DATASET CONTENT:

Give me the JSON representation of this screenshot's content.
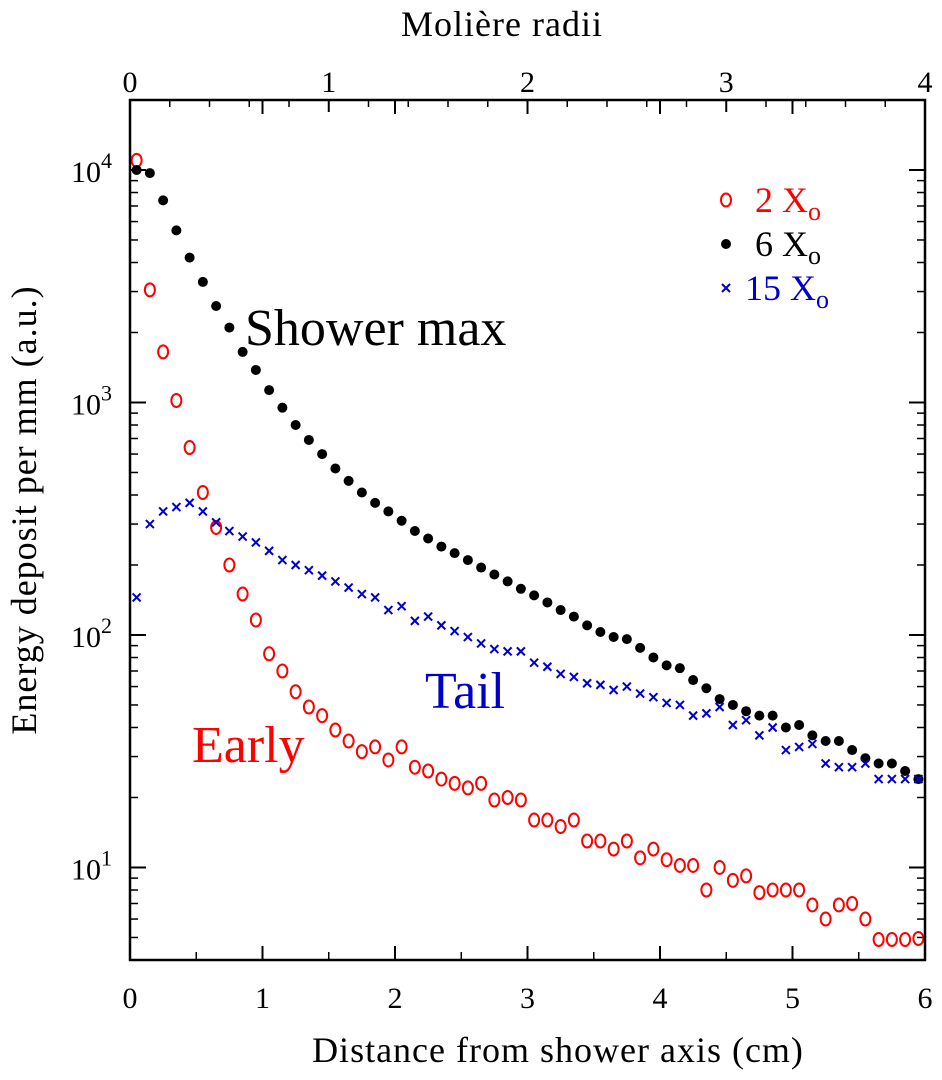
{
  "chart_data": {
    "type": "scatter",
    "xlabel": "Distance  from  shower  axis  (cm)",
    "ylabel": "Energy  deposit  per  mm  (a.u.)",
    "x2label": "Molière radii",
    "xlim": [
      0,
      6
    ],
    "ylim": [
      4,
      20000
    ],
    "x2lim": [
      0,
      4
    ],
    "yscale": "log",
    "xticks": [
      "0",
      "1",
      "2",
      "3",
      "4",
      "5",
      "6"
    ],
    "x2ticks": [
      "0",
      "1",
      "2",
      "3",
      "4"
    ],
    "yticks": [
      {
        "base": "10",
        "exp": "1",
        "value": 10
      },
      {
        "base": "10",
        "exp": "2",
        "value": 100
      },
      {
        "base": "10",
        "exp": "3",
        "value": 1000
      },
      {
        "base": "10",
        "exp": "4",
        "value": 10000
      }
    ],
    "annotations": {
      "shower_max": "Shower max",
      "tail": "Tail",
      "early": "Early"
    },
    "colors": {
      "early": "#ff0000",
      "max": "#000000",
      "tail": "#0000cc"
    },
    "series": [
      {
        "name": "2 X",
        "sub": "o",
        "marker": "open-circle",
        "points": [
          [
            0.05,
            11000
          ],
          [
            0.15,
            3050
          ],
          [
            0.25,
            1650
          ],
          [
            0.35,
            1020
          ],
          [
            0.45,
            640
          ],
          [
            0.55,
            410
          ],
          [
            0.65,
            290
          ],
          [
            0.75,
            200
          ],
          [
            0.85,
            150
          ],
          [
            0.95,
            116
          ],
          [
            1.05,
            83
          ],
          [
            1.15,
            70
          ],
          [
            1.25,
            57
          ],
          [
            1.35,
            49
          ],
          [
            1.45,
            45
          ],
          [
            1.55,
            39
          ],
          [
            1.65,
            35
          ],
          [
            1.75,
            31.5
          ],
          [
            1.85,
            33
          ],
          [
            1.95,
            29
          ],
          [
            2.05,
            33
          ],
          [
            2.15,
            27
          ],
          [
            2.25,
            26
          ],
          [
            2.35,
            24
          ],
          [
            2.45,
            23
          ],
          [
            2.55,
            22
          ],
          [
            2.65,
            23
          ],
          [
            2.75,
            19.5
          ],
          [
            2.85,
            20
          ],
          [
            2.95,
            19.5
          ],
          [
            3.05,
            16
          ],
          [
            3.15,
            16
          ],
          [
            3.25,
            15
          ],
          [
            3.35,
            16
          ],
          [
            3.45,
            13
          ],
          [
            3.55,
            13
          ],
          [
            3.65,
            12
          ],
          [
            3.75,
            13
          ],
          [
            3.85,
            11
          ],
          [
            3.95,
            12
          ],
          [
            4.05,
            10.8
          ],
          [
            4.15,
            10.2
          ],
          [
            4.25,
            10.2
          ],
          [
            4.35,
            8
          ],
          [
            4.45,
            10
          ],
          [
            4.55,
            8.8
          ],
          [
            4.65,
            9.2
          ],
          [
            4.75,
            7.8
          ],
          [
            4.85,
            8
          ],
          [
            4.95,
            8
          ],
          [
            5.05,
            8
          ],
          [
            5.15,
            6.9
          ],
          [
            5.25,
            6
          ],
          [
            5.35,
            6.9
          ],
          [
            5.45,
            7
          ],
          [
            5.55,
            6
          ],
          [
            5.65,
            4.9
          ],
          [
            5.75,
            4.9
          ],
          [
            5.85,
            4.9
          ],
          [
            5.95,
            4.95
          ]
        ]
      },
      {
        "name": "6 X",
        "sub": "o",
        "marker": "filled-circle",
        "points": [
          [
            0.05,
            10000
          ],
          [
            0.15,
            9700
          ],
          [
            0.25,
            7400
          ],
          [
            0.35,
            5500
          ],
          [
            0.45,
            4200
          ],
          [
            0.55,
            3300
          ],
          [
            0.65,
            2600
          ],
          [
            0.75,
            2100
          ],
          [
            0.85,
            1650
          ],
          [
            0.95,
            1380
          ],
          [
            1.05,
            1130
          ],
          [
            1.15,
            950
          ],
          [
            1.25,
            800
          ],
          [
            1.35,
            690
          ],
          [
            1.45,
            600
          ],
          [
            1.55,
            520
          ],
          [
            1.65,
            460
          ],
          [
            1.75,
            410
          ],
          [
            1.85,
            370
          ],
          [
            1.95,
            340
          ],
          [
            2.05,
            310
          ],
          [
            2.15,
            280
          ],
          [
            2.25,
            260
          ],
          [
            2.35,
            240
          ],
          [
            2.45,
            225
          ],
          [
            2.55,
            210
          ],
          [
            2.65,
            195
          ],
          [
            2.75,
            182
          ],
          [
            2.85,
            170
          ],
          [
            2.95,
            158
          ],
          [
            3.05,
            148
          ],
          [
            3.15,
            138
          ],
          [
            3.25,
            128
          ],
          [
            3.35,
            120
          ],
          [
            3.45,
            110
          ],
          [
            3.55,
            103
          ],
          [
            3.65,
            98
          ],
          [
            3.75,
            96
          ],
          [
            3.85,
            88
          ],
          [
            3.95,
            80
          ],
          [
            4.05,
            74
          ],
          [
            4.15,
            72
          ],
          [
            4.25,
            64
          ],
          [
            4.35,
            59
          ],
          [
            4.45,
            53
          ],
          [
            4.55,
            50
          ],
          [
            4.65,
            47
          ],
          [
            4.75,
            45
          ],
          [
            4.85,
            45
          ],
          [
            4.95,
            40
          ],
          [
            5.05,
            41
          ],
          [
            5.15,
            37
          ],
          [
            5.25,
            35
          ],
          [
            5.35,
            35
          ],
          [
            5.45,
            32
          ],
          [
            5.55,
            29.5
          ],
          [
            5.65,
            28
          ],
          [
            5.75,
            28
          ],
          [
            5.85,
            26
          ],
          [
            5.95,
            24
          ]
        ]
      },
      {
        "name": "15 X",
        "sub": "o",
        "marker": "cross",
        "points": [
          [
            0.05,
            145
          ],
          [
            0.15,
            300
          ],
          [
            0.25,
            340
          ],
          [
            0.35,
            355
          ],
          [
            0.45,
            370
          ],
          [
            0.55,
            340
          ],
          [
            0.65,
            305
          ],
          [
            0.75,
            280
          ],
          [
            0.85,
            265
          ],
          [
            0.95,
            250
          ],
          [
            1.05,
            230
          ],
          [
            1.15,
            210
          ],
          [
            1.25,
            200
          ],
          [
            1.35,
            190
          ],
          [
            1.45,
            180
          ],
          [
            1.55,
            170
          ],
          [
            1.65,
            160
          ],
          [
            1.75,
            150
          ],
          [
            1.85,
            145
          ],
          [
            1.95,
            128
          ],
          [
            2.05,
            133
          ],
          [
            2.15,
            115
          ],
          [
            2.25,
            120
          ],
          [
            2.35,
            110
          ],
          [
            2.45,
            104
          ],
          [
            2.55,
            98
          ],
          [
            2.65,
            92
          ],
          [
            2.75,
            87
          ],
          [
            2.85,
            85
          ],
          [
            2.95,
            85
          ],
          [
            3.05,
            76
          ],
          [
            3.15,
            73
          ],
          [
            3.25,
            68
          ],
          [
            3.35,
            66
          ],
          [
            3.45,
            62
          ],
          [
            3.55,
            61
          ],
          [
            3.65,
            58
          ],
          [
            3.75,
            60
          ],
          [
            3.85,
            56
          ],
          [
            3.95,
            54
          ],
          [
            4.05,
            51
          ],
          [
            4.15,
            50
          ],
          [
            4.25,
            45
          ],
          [
            4.35,
            46
          ],
          [
            4.45,
            49
          ],
          [
            4.55,
            41
          ],
          [
            4.65,
            43
          ],
          [
            4.75,
            37
          ],
          [
            4.85,
            40
          ],
          [
            4.95,
            32
          ],
          [
            5.05,
            33
          ],
          [
            5.15,
            34
          ],
          [
            5.25,
            28
          ],
          [
            5.35,
            27
          ],
          [
            5.45,
            27
          ],
          [
            5.55,
            28
          ],
          [
            5.65,
            24
          ],
          [
            5.75,
            24
          ],
          [
            5.85,
            24
          ],
          [
            5.95,
            24
          ]
        ]
      }
    ]
  }
}
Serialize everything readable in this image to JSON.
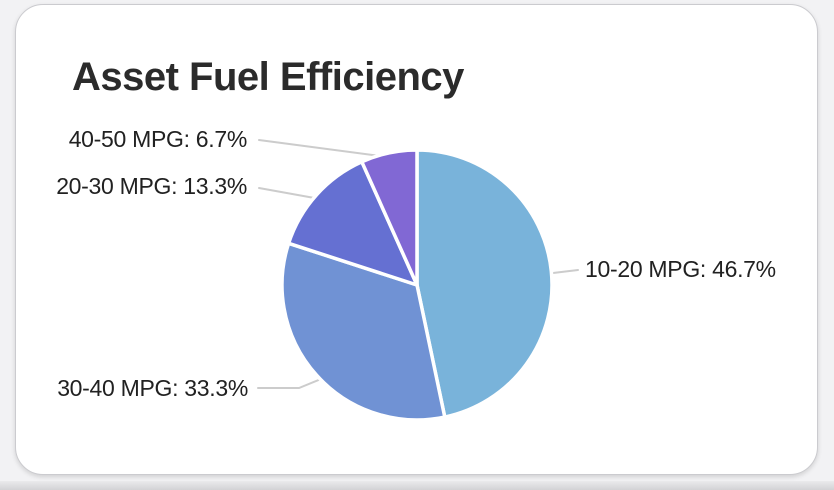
{
  "card": {
    "title": "Asset Fuel Efficiency"
  },
  "chart_data": {
    "type": "pie",
    "title": "Asset Fuel Efficiency",
    "unit": "%",
    "start_angle_deg": 0,
    "direction": "clockwise",
    "labels": "outside-with-leader-lines",
    "legend": "none",
    "slices": [
      {
        "label": "10-20 MPG",
        "value": 46.7,
        "display": "10-20 MPG: 46.7%",
        "color": "#79b3da"
      },
      {
        "label": "30-40 MPG",
        "value": 33.3,
        "display": "30-40 MPG: 33.3%",
        "color": "#7092d4"
      },
      {
        "label": "20-30 MPG",
        "value": 13.3,
        "display": "20-30 MPG: 13.3%",
        "color": "#6570d2"
      },
      {
        "label": "40-50 MPG",
        "value": 6.7,
        "display": "40-50 MPG: 6.7%",
        "color": "#8168d4"
      }
    ]
  },
  "colors": {
    "leader_line": "#cccccc",
    "slice_border": "#ffffff",
    "card_background": "#ffffff",
    "page_background": "#f2f2f4",
    "title_color": "#2b2b2b",
    "label_color": "#212121"
  }
}
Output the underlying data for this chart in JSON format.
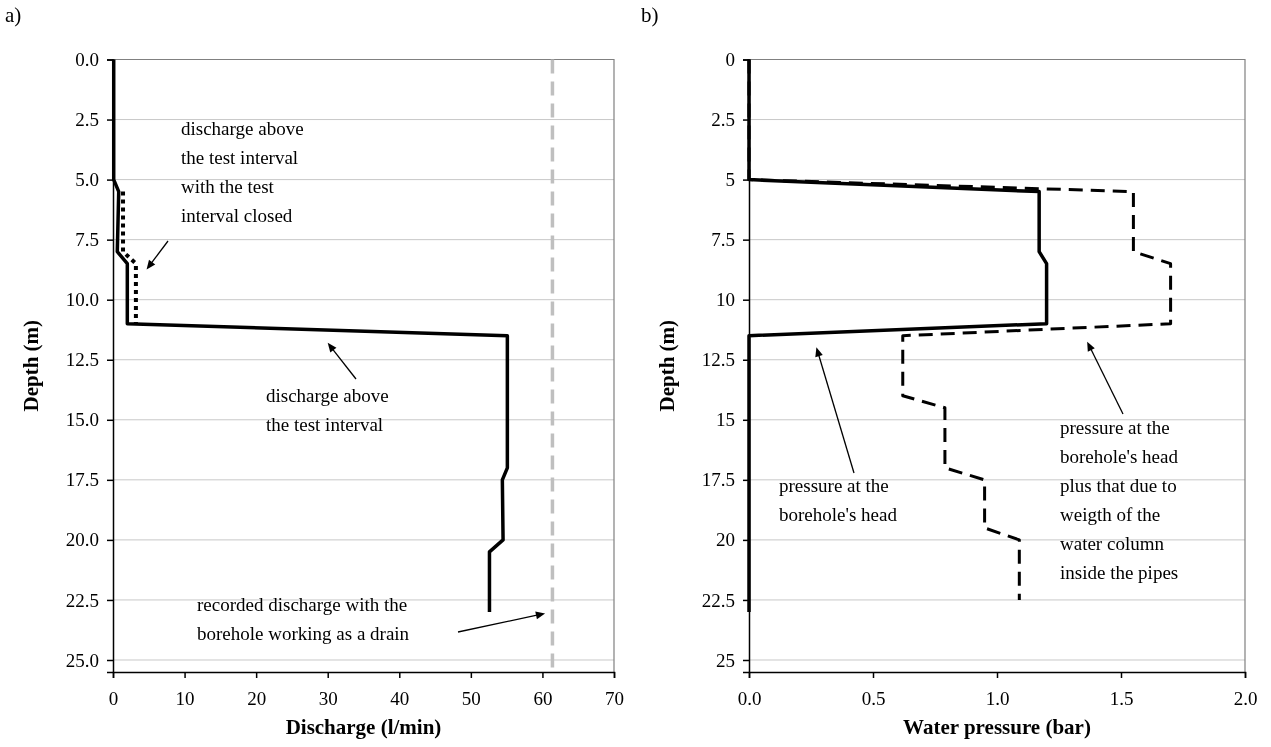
{
  "chart_data": [
    {
      "type": "line",
      "title": "a)",
      "xlabel": "Discharge (l/min)",
      "ylabel": "Depth (m)",
      "xlim": [
        0,
        70
      ],
      "xticks": [
        0,
        10,
        20,
        30,
        40,
        50,
        60,
        70
      ],
      "ylim": [
        25.5,
        0
      ],
      "yticks": [
        {
          "value": 0,
          "label": "0.0"
        },
        {
          "value": 2.5,
          "label": "2.5"
        },
        {
          "value": 5,
          "label": "5.0"
        },
        {
          "value": 7.5,
          "label": "7.5"
        },
        {
          "value": 10,
          "label": "10.0"
        },
        {
          "value": 12.5,
          "label": "12.5"
        },
        {
          "value": 15,
          "label": "15.0"
        },
        {
          "value": 17.5,
          "label": "17.5"
        },
        {
          "value": 20,
          "label": "20.0"
        },
        {
          "value": 22.5,
          "label": "22.5"
        },
        {
          "value": 25,
          "label": "25.0"
        }
      ],
      "grid": "y",
      "marker": "none",
      "series": [
        {
          "color": "#000000",
          "line_style": "solid",
          "x": [
            0.1,
            0.1,
            0.8,
            0.6,
            2.0,
            2.0,
            55.1,
            55.1,
            54.4,
            54.5,
            52.6,
            52.6
          ],
          "values": [
            0,
            5,
            5.5,
            8,
            8.5,
            11,
            11.5,
            17,
            17.5,
            20,
            20.5,
            23
          ]
        },
        {
          "color": "#000000",
          "line_style": "dotted",
          "x": [
            1.4,
            1.4,
            3.2,
            3.2
          ],
          "values": [
            5.5,
            8,
            8.5,
            11
          ]
        }
      ],
      "ref_lines": [
        {
          "axis": "x",
          "value": 61.4,
          "color": "#bfbfbf",
          "line_style": "dashed"
        }
      ],
      "annotations": [
        "discharge above\nthe test interval\nwith the test\ninterval closed",
        "discharge above\nthe test interval",
        "recorded discharge with the\nborehole working as a drain"
      ]
    },
    {
      "type": "line",
      "title": "b)",
      "xlabel": "Water pressure (bar)",
      "ylabel": "Depth (m)",
      "xlim": [
        0,
        2
      ],
      "xticks": [
        {
          "value": 0,
          "label": "0.0"
        },
        {
          "value": 0.5,
          "label": "0.5"
        },
        {
          "value": 1,
          "label": "1.0"
        },
        {
          "value": 1.5,
          "label": "1.5"
        },
        {
          "value": 2,
          "label": "2.0"
        }
      ],
      "ylim": [
        25.5,
        0
      ],
      "yticks": [
        0,
        2.5,
        5,
        7.5,
        10,
        12.5,
        15,
        17.5,
        20,
        22.5,
        25
      ],
      "grid": "y",
      "marker": "none",
      "series": [
        {
          "color": "#000000",
          "line_style": "solid",
          "x": [
            0,
            0,
            1.17,
            1.17,
            1.2,
            1.2,
            0,
            0
          ],
          "values": [
            0,
            5,
            5.5,
            8,
            8.5,
            11,
            11.5,
            23
          ]
        },
        {
          "color": "#000000",
          "line_style": "dashed",
          "x": [
            0,
            0,
            1.55,
            1.55,
            1.7,
            1.7,
            0.62,
            0.62,
            0.79,
            0.79,
            0.95,
            0.95,
            1.09,
            1.09
          ],
          "values": [
            0,
            5,
            5.5,
            8,
            8.5,
            11,
            11.5,
            14,
            14.5,
            17,
            17.5,
            19.5,
            20,
            22.5
          ]
        }
      ],
      "annotations": [
        "pressure at the\nborehole's head",
        "pressure at the\nborehole's head\nplus that due to\nweigth of the\nwater column\ninside the pipes"
      ]
    }
  ]
}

SHORT EXERCISE:
Find the lines holding "marker" and list every one.

SOLUTION:
        "marker": "open-circle",
        "marker": "filled-circle",
        "marker": "cross",
      "marker": "none",
      "marker": "none",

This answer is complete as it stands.